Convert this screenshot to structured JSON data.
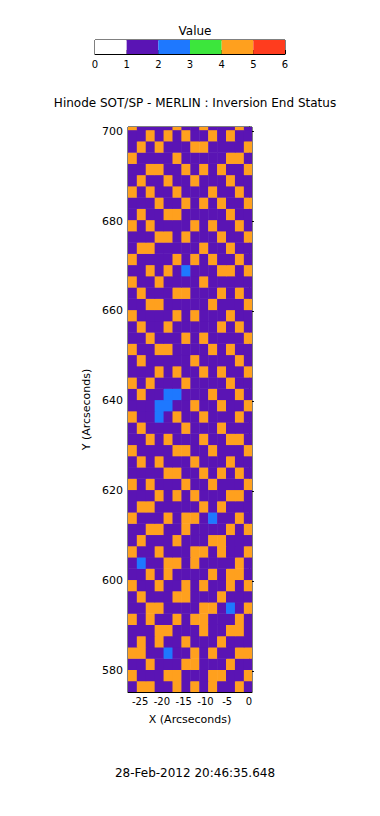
{
  "chart_data": {
    "type": "heatmap",
    "title": "Hinode SOT/SP - MERLIN : Inversion End Status",
    "annotation": "28-Feb-2012 20:46:35.648",
    "x_label": "X (Arcseconds)",
    "y_label": "Y (Arcseconds)",
    "xlim": [
      -27.8,
      0.7
    ],
    "xticks": [
      -25,
      -20,
      -15,
      -10,
      -5,
      0
    ],
    "ylim": [
      575.3,
      700.9
    ],
    "yticks": [
      580,
      600,
      620,
      640,
      660,
      680,
      700
    ],
    "x": [
      -26.8,
      -24.75,
      -22.7,
      -20.65,
      -18.6,
      -16.55,
      -14.5,
      -12.45,
      -10.4,
      -8.35,
      -6.3,
      -4.25,
      -2.2,
      -0.15
    ],
    "y": [
      576.55,
      579.05,
      581.55,
      584.05,
      586.55,
      589.05,
      591.55,
      594.05,
      596.55,
      599.05,
      601.55,
      604.05,
      606.55,
      609.05,
      611.55,
      614.05,
      616.55,
      619.05,
      621.55,
      624.05,
      626.55,
      629.05,
      631.55,
      634.05,
      636.55,
      639.05,
      641.55,
      644.05,
      646.55,
      649.05,
      651.55,
      654.05,
      656.55,
      659.05,
      661.55,
      664.05,
      666.55,
      669.05,
      671.55,
      674.05,
      676.55,
      679.05,
      681.55,
      684.05,
      686.55,
      689.05,
      691.55,
      694.05,
      696.55,
      699.05,
      701.55
    ],
    "cells": [
      [
        1,
        4,
        4,
        1,
        1,
        4,
        1,
        4,
        1,
        4,
        1,
        1,
        4,
        1
      ],
      [
        4,
        1,
        1,
        1,
        4,
        4,
        1,
        1,
        1,
        4,
        4,
        1,
        1,
        4
      ],
      [
        1,
        1,
        4,
        1,
        1,
        1,
        4,
        4,
        1,
        1,
        1,
        4,
        1,
        1
      ],
      [
        4,
        4,
        1,
        1,
        2,
        1,
        1,
        4,
        1,
        4,
        1,
        1,
        4,
        4
      ],
      [
        1,
        4,
        1,
        4,
        1,
        1,
        4,
        1,
        1,
        1,
        4,
        1,
        1,
        1
      ],
      [
        1,
        1,
        1,
        4,
        4,
        1,
        1,
        1,
        4,
        1,
        1,
        4,
        4,
        1
      ],
      [
        4,
        1,
        4,
        1,
        1,
        4,
        1,
        4,
        4,
        1,
        1,
        1,
        4,
        1
      ],
      [
        1,
        1,
        4,
        4,
        1,
        1,
        1,
        1,
        4,
        4,
        1,
        2,
        1,
        4
      ],
      [
        1,
        4,
        1,
        1,
        1,
        4,
        4,
        1,
        1,
        1,
        4,
        1,
        1,
        1
      ],
      [
        4,
        1,
        1,
        4,
        1,
        1,
        4,
        1,
        4,
        1,
        1,
        4,
        1,
        4
      ],
      [
        1,
        1,
        4,
        1,
        4,
        1,
        1,
        1,
        1,
        4,
        1,
        4,
        4,
        1
      ],
      [
        1,
        2,
        1,
        1,
        4,
        4,
        1,
        4,
        1,
        1,
        1,
        1,
        4,
        1
      ],
      [
        4,
        1,
        1,
        4,
        1,
        1,
        1,
        4,
        4,
        1,
        4,
        1,
        1,
        4
      ],
      [
        1,
        4,
        1,
        1,
        1,
        4,
        1,
        1,
        1,
        4,
        4,
        1,
        1,
        1
      ],
      [
        1,
        1,
        4,
        4,
        1,
        1,
        4,
        1,
        1,
        1,
        1,
        4,
        1,
        4
      ],
      [
        4,
        1,
        1,
        1,
        4,
        1,
        4,
        4,
        1,
        2,
        1,
        1,
        4,
        1
      ],
      [
        1,
        4,
        4,
        1,
        1,
        1,
        1,
        1,
        4,
        1,
        4,
        1,
        1,
        1
      ],
      [
        1,
        1,
        1,
        4,
        1,
        4,
        1,
        4,
        1,
        1,
        1,
        4,
        4,
        1
      ],
      [
        4,
        1,
        4,
        1,
        1,
        1,
        4,
        1,
        1,
        4,
        1,
        1,
        1,
        4
      ],
      [
        1,
        1,
        1,
        1,
        4,
        4,
        1,
        1,
        4,
        1,
        4,
        1,
        4,
        1
      ],
      [
        1,
        4,
        1,
        4,
        1,
        1,
        1,
        4,
        1,
        1,
        1,
        4,
        1,
        1
      ],
      [
        4,
        1,
        1,
        1,
        1,
        4,
        4,
        1,
        1,
        4,
        1,
        1,
        1,
        4
      ],
      [
        1,
        1,
        4,
        1,
        4,
        1,
        1,
        1,
        4,
        1,
        1,
        4,
        4,
        1
      ],
      [
        1,
        4,
        1,
        1,
        1,
        1,
        4,
        1,
        1,
        1,
        4,
        1,
        1,
        1
      ],
      [
        4,
        1,
        1,
        2,
        1,
        4,
        1,
        1,
        4,
        1,
        1,
        1,
        4,
        1
      ],
      [
        1,
        1,
        1,
        2,
        2,
        1,
        1,
        4,
        1,
        1,
        4,
        1,
        1,
        4
      ],
      [
        1,
        4,
        1,
        1,
        2,
        2,
        1,
        1,
        1,
        4,
        1,
        1,
        4,
        1
      ],
      [
        4,
        1,
        4,
        1,
        1,
        1,
        4,
        1,
        1,
        1,
        1,
        4,
        1,
        1
      ],
      [
        1,
        1,
        1,
        4,
        1,
        4,
        1,
        1,
        4,
        1,
        4,
        1,
        1,
        4
      ],
      [
        1,
        4,
        1,
        1,
        1,
        1,
        1,
        4,
        1,
        1,
        1,
        1,
        4,
        1
      ],
      [
        4,
        1,
        1,
        4,
        4,
        1,
        1,
        1,
        1,
        4,
        1,
        4,
        1,
        1
      ],
      [
        1,
        1,
        4,
        1,
        1,
        1,
        4,
        1,
        4,
        1,
        1,
        1,
        1,
        4
      ],
      [
        1,
        4,
        1,
        1,
        4,
        1,
        1,
        1,
        1,
        1,
        4,
        1,
        4,
        1
      ],
      [
        4,
        1,
        1,
        1,
        1,
        4,
        1,
        4,
        1,
        1,
        1,
        4,
        1,
        1
      ],
      [
        1,
        1,
        4,
        4,
        1,
        1,
        1,
        1,
        1,
        4,
        1,
        1,
        1,
        4
      ],
      [
        1,
        4,
        1,
        1,
        1,
        4,
        4,
        1,
        1,
        1,
        4,
        1,
        4,
        1
      ],
      [
        4,
        1,
        1,
        4,
        1,
        1,
        1,
        1,
        4,
        1,
        1,
        1,
        1,
        1
      ],
      [
        1,
        1,
        4,
        1,
        4,
        1,
        2,
        1,
        1,
        1,
        4,
        4,
        1,
        4
      ],
      [
        4,
        1,
        1,
        1,
        1,
        4,
        1,
        4,
        1,
        4,
        1,
        1,
        4,
        1
      ],
      [
        1,
        4,
        4,
        1,
        1,
        1,
        1,
        1,
        4,
        1,
        1,
        4,
        1,
        1
      ],
      [
        1,
        1,
        1,
        4,
        4,
        1,
        4,
        1,
        1,
        1,
        4,
        1,
        1,
        4
      ],
      [
        4,
        1,
        4,
        1,
        1,
        1,
        1,
        4,
        1,
        4,
        1,
        1,
        4,
        1
      ],
      [
        1,
        4,
        1,
        1,
        4,
        4,
        1,
        1,
        1,
        1,
        1,
        4,
        1,
        1
      ],
      [
        1,
        1,
        1,
        4,
        1,
        1,
        4,
        1,
        4,
        1,
        4,
        1,
        1,
        4
      ],
      [
        4,
        1,
        4,
        1,
        1,
        4,
        1,
        1,
        1,
        4,
        1,
        1,
        4,
        1
      ],
      [
        1,
        4,
        1,
        1,
        4,
        1,
        1,
        4,
        1,
        1,
        1,
        4,
        1,
        1
      ],
      [
        1,
        1,
        4,
        4,
        1,
        1,
        4,
        1,
        4,
        1,
        4,
        1,
        1,
        4
      ],
      [
        4,
        1,
        1,
        1,
        1,
        4,
        1,
        1,
        1,
        1,
        1,
        4,
        4,
        1
      ],
      [
        1,
        4,
        1,
        4,
        1,
        1,
        1,
        4,
        4,
        1,
        1,
        1,
        1,
        4
      ],
      [
        1,
        1,
        4,
        1,
        4,
        1,
        4,
        1,
        1,
        4,
        1,
        4,
        1,
        1
      ],
      [
        4,
        1,
        1,
        1,
        1,
        4,
        1,
        1,
        4,
        1,
        1,
        1,
        4,
        1
      ]
    ],
    "colorbar": {
      "title": "Value",
      "range": [
        0,
        6
      ],
      "ticks": [
        0,
        1,
        2,
        3,
        4,
        5,
        6
      ],
      "colors": [
        "#ffffff",
        "#5a14b4",
        "#1e78ff",
        "#3ce63c",
        "#ffa01e",
        "#ff3c1e"
      ]
    }
  }
}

● **REQUIRED WORK**: Find each line holding the word "Arcseconds" and copy it.

● **REPLY**:
    "x_label": "X (Arcseconds)",
    "y_label": "Y (Arcseconds)",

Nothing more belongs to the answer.